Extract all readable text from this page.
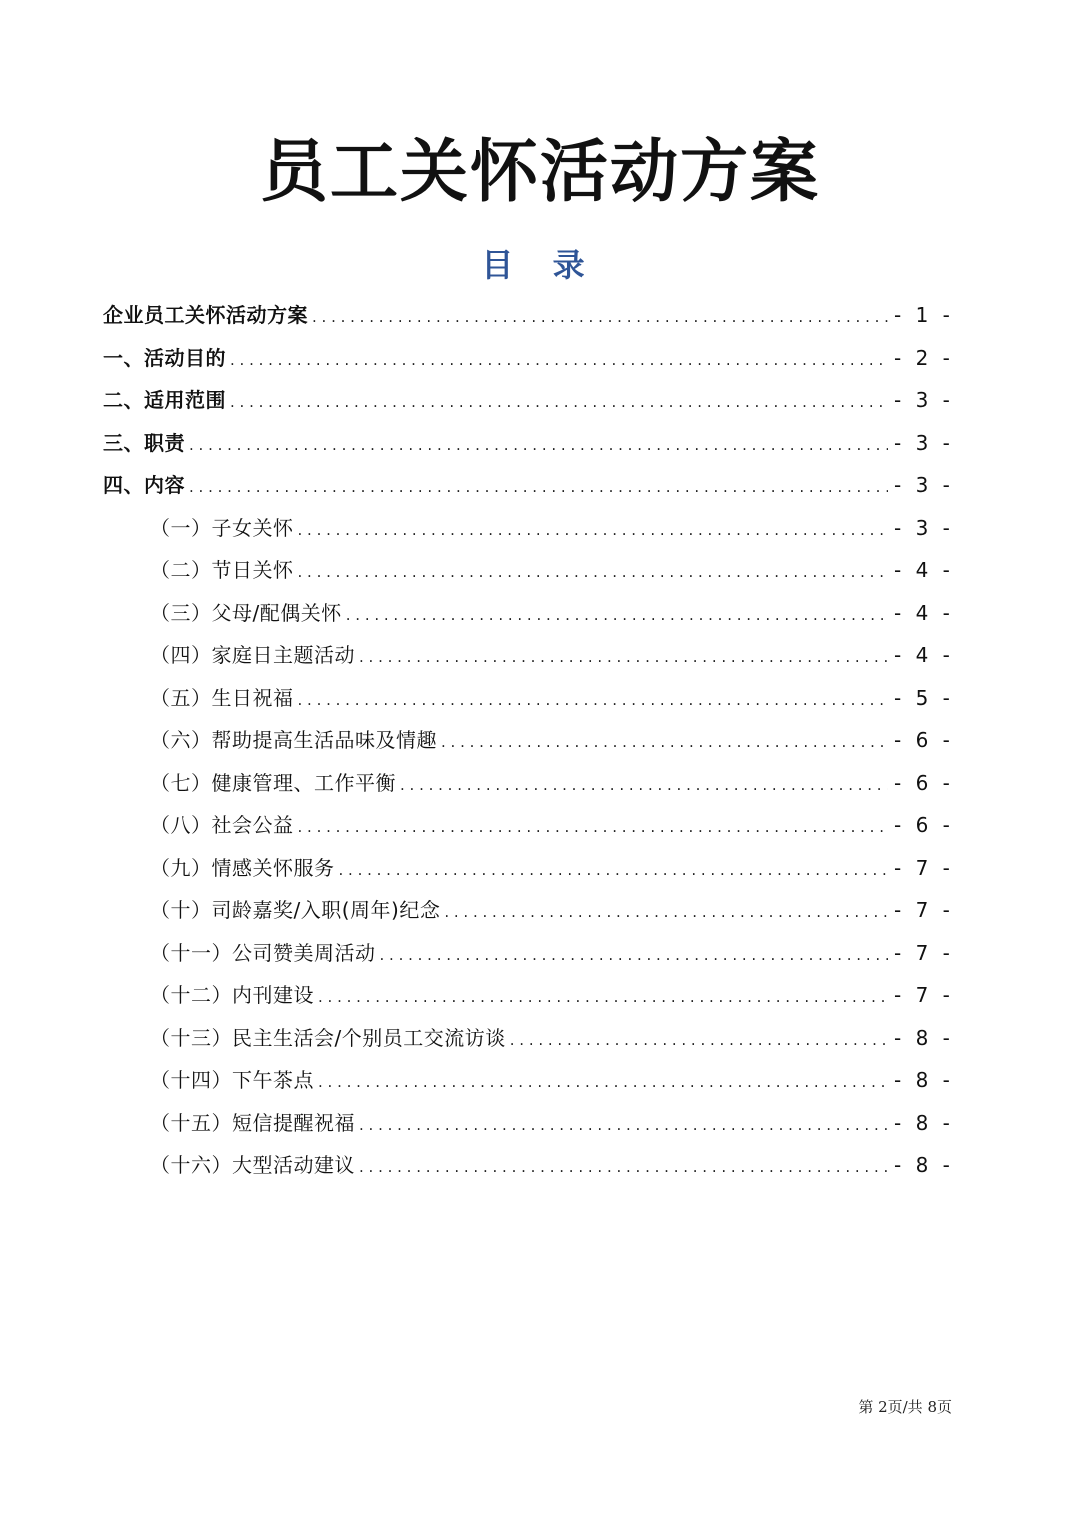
员工关怀活动方案
目 录
企业员工关怀活动方案 . . .	- 1 -
一、活动目的 . . .	- 2 -
二、适用范围 . . .	- 3 -
三、职责 . . .	- 3 -
四、内容 . . .	- 3 -
（一）子女关怀 . . .	- 3 -
（二）节日关怀 . . .	- 4 -
（三）父母/配偶关怀 . . .	- 4 -
（四）家庭日主题活动 . . .	- 4 -
（五）生日祝福 . . .	- 5 -
（六）帮助提高生活品味及情趣 . . .	- 6 -
（七）健康管理、工作平衡 . . .	- 6 -
（八）社会公益 . . .	- 6 -
（九）情感关怀服务 . . .	- 7 -
（十）司龄嘉奖/入职(周年)纪念 . . .	- 7 -
（十一）公司赞美周活动 . . .	- 7 -
（十二）内刊建设 . . .	- 7 -
（十三）民主生活会/个别员工交流访谈 . . .	- 8 -
（十四）下午茶点 . . .	- 8 -
（十五）短信提醒祝福 . . .	- 8 -
（十六）大型活动建议 . . .	- 8 -
第 2页/共 8页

■ ■ ■ ■ ■

Aim of the exercise:
Reproduce the listing above exactly, excluding all pictures.

Answer for the task:
Extract all readable text from this page.
员工关怀活动方案
目 录
企业员工关怀活动方案 . . .	- 1 -
一、活动目的 . . .	- 2 -
二、适用范围 . . .	- 3 -
三、职责 . . .	- 3 -
四、内容 . . .	- 3 -
（一）子女关怀 . . .	- 3 -
（二）节日关怀 . . .	- 4 -
（三）父母/配偶关怀 . . .	- 4 -
（四）家庭日主题活动 . . .	- 4 -
（五）生日祝福 . . .	- 5 -
（六）帮助提高生活品味及情趣 . . .	- 6 -
（七）健康管理、工作平衡 . . .	- 6 -
（八）社会公益 . . .	- 6 -
（九）情感关怀服务 . . .	- 7 -
（十）司龄嘉奖/入职(周年)纪念 . . .	- 7 -
（十一）公司赞美周活动 . . .	- 7 -
（十二）内刊建设 . . .	- 7 -
（十三）民主生活会/个别员工交流访谈 . . .	- 8 -
（十四）下午茶点 . . .	- 8 -
（十五）短信提醒祝福 . . .	- 8 -
（十六）大型活动建议 . . .	- 8 -
第 2页/共 8页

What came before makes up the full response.